### Task details
Retype the material below word for word, starting at its first line and ending with the line that contains "caret-icon <box>54 416 59 420</box>", including both of those lines.

### Record extracts
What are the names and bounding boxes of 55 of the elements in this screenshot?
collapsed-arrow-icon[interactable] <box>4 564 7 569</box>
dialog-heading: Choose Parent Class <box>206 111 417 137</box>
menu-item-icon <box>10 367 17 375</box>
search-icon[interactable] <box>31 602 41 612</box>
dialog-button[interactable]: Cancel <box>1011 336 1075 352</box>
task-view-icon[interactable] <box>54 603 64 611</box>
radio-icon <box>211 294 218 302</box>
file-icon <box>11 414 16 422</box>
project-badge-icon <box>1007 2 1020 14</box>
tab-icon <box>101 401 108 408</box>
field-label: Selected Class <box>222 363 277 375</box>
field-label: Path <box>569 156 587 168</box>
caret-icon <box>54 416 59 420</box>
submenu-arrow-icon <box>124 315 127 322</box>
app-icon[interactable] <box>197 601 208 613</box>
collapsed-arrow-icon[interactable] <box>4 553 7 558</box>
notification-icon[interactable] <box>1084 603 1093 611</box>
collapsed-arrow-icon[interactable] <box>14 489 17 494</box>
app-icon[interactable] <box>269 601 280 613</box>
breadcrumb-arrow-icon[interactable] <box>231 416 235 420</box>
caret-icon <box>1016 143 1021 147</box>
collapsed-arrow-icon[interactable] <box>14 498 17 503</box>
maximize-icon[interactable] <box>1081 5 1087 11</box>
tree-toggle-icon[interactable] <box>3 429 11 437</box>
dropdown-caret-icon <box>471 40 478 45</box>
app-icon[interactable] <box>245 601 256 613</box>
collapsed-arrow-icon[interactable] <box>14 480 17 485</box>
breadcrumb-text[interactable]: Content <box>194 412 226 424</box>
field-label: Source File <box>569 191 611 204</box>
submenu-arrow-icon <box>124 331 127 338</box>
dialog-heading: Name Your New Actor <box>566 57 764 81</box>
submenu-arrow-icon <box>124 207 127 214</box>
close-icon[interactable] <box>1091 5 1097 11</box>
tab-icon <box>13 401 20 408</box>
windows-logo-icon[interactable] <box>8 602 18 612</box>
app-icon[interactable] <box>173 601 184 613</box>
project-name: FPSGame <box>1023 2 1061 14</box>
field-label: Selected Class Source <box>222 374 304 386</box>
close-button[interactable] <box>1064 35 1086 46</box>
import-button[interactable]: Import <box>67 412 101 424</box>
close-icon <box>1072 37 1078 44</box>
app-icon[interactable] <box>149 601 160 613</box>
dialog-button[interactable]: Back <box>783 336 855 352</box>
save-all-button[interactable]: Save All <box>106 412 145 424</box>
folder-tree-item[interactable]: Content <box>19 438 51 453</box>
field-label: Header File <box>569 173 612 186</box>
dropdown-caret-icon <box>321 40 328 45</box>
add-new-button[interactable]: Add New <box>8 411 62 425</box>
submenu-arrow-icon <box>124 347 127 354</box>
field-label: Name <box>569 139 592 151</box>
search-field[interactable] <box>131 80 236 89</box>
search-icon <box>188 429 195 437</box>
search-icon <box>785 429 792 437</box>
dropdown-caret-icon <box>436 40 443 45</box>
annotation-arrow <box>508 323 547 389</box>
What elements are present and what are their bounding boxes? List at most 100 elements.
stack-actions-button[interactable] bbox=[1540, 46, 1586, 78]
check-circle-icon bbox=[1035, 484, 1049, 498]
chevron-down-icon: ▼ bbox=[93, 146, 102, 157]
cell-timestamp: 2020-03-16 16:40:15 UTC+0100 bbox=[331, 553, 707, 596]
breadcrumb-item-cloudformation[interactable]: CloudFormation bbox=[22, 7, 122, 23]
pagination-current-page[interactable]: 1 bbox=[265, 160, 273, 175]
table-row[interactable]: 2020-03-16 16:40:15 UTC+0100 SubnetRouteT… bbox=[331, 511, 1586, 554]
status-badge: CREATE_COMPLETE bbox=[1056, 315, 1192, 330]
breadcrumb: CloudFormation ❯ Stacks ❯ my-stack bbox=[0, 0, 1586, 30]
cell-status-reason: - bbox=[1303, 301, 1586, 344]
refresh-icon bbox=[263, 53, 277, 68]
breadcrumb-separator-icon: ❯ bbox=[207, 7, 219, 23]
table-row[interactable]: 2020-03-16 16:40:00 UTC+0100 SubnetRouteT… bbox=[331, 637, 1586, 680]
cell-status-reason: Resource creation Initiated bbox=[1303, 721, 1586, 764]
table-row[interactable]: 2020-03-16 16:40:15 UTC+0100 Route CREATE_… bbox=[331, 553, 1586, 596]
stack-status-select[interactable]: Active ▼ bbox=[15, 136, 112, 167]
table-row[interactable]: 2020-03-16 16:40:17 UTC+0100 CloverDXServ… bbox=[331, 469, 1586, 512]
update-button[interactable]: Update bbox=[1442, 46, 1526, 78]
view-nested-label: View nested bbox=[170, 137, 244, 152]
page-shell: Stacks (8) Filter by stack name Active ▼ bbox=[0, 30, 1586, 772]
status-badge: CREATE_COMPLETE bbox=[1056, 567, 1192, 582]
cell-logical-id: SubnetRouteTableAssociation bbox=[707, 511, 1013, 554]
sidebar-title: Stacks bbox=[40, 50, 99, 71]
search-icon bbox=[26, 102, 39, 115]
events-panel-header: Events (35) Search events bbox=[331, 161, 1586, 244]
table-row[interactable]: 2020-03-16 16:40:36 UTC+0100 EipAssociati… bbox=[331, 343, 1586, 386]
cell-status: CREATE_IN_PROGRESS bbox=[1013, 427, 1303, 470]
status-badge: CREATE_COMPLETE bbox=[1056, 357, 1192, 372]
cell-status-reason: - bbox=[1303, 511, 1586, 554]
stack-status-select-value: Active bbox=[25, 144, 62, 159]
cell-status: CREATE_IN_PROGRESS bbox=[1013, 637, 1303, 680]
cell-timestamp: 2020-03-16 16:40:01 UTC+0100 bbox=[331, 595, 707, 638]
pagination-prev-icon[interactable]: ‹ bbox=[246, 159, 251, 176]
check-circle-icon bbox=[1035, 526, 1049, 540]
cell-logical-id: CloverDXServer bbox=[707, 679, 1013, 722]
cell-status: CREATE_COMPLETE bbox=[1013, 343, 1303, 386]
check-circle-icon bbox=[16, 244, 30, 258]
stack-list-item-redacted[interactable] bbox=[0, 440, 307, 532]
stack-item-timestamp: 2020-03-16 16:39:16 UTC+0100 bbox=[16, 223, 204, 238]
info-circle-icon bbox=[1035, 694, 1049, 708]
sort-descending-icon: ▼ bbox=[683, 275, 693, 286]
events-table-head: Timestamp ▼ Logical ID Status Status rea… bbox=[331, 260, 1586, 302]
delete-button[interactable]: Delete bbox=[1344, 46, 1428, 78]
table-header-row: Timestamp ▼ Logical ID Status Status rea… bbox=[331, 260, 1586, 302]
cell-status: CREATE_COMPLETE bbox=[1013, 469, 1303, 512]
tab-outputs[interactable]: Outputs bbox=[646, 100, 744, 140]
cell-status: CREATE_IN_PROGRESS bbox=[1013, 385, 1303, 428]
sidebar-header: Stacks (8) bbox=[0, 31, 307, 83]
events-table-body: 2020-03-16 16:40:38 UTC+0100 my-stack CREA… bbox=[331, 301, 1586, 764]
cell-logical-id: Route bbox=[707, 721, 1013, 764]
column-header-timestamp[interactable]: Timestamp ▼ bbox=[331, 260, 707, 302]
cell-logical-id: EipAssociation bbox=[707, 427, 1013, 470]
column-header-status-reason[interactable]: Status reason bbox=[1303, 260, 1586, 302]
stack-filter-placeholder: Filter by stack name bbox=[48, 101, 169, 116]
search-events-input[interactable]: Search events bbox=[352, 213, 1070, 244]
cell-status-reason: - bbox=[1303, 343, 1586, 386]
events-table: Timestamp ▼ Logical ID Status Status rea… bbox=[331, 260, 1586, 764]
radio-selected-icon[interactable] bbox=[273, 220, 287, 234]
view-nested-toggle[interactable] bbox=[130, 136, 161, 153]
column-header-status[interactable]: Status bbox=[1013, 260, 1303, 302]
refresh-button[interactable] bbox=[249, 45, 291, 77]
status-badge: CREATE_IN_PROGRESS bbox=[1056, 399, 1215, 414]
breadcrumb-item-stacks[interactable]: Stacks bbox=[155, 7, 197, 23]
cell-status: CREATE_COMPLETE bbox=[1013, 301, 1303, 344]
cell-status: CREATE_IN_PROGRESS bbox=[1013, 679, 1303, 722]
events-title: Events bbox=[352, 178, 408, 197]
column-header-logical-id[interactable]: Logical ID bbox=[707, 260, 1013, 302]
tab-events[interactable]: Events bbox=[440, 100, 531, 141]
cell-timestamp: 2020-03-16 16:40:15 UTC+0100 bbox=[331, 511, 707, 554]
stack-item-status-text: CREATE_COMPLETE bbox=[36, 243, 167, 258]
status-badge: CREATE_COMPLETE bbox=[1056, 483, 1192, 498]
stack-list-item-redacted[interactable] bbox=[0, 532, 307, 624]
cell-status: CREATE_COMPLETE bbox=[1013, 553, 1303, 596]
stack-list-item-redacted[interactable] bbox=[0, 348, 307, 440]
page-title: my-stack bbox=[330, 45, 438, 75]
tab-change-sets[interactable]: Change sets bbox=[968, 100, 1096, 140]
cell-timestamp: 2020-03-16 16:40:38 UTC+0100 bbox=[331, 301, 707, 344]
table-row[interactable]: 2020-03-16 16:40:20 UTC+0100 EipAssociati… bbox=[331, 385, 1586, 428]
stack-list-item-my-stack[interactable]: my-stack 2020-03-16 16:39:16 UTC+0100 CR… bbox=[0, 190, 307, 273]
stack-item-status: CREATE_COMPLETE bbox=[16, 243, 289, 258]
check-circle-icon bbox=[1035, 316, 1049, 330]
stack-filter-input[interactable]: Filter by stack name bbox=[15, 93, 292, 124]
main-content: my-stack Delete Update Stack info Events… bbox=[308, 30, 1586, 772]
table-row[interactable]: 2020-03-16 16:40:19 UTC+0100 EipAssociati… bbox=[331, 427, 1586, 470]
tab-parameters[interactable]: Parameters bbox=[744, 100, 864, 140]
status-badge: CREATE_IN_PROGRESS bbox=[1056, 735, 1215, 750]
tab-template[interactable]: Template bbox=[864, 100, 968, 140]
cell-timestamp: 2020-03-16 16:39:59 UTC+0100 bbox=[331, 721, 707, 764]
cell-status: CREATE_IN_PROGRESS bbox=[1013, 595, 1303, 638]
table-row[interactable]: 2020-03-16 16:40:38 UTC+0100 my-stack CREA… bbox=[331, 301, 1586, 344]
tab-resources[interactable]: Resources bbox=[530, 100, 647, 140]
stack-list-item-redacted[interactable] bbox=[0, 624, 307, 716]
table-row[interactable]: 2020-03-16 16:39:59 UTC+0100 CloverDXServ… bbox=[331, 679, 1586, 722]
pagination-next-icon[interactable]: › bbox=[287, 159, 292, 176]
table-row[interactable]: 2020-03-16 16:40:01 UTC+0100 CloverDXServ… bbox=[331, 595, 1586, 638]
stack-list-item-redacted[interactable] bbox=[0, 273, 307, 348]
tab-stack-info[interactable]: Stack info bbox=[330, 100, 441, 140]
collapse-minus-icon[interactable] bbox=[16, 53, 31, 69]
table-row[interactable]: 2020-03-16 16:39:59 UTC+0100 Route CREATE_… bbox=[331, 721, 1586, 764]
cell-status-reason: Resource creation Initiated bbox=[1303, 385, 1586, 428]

### Answer to the problem
What are the names and bounding boxes of 55 of the elements in this screenshot?
collapsed-arrow-icon[interactable] <box>4 564 7 569</box>
dialog-heading: Choose Parent Class <box>206 111 417 137</box>
menu-item-icon <box>10 367 17 375</box>
search-icon[interactable] <box>31 602 41 612</box>
dialog-button[interactable]: Cancel <box>1011 336 1075 352</box>
task-view-icon[interactable] <box>54 603 64 611</box>
radio-icon <box>211 294 218 302</box>
file-icon <box>11 414 16 422</box>
project-badge-icon <box>1007 2 1020 14</box>
tab-icon <box>101 401 108 408</box>
field-label: Selected Class <box>222 363 277 375</box>
field-label: Path <box>569 156 587 168</box>
caret-icon <box>54 416 59 420</box>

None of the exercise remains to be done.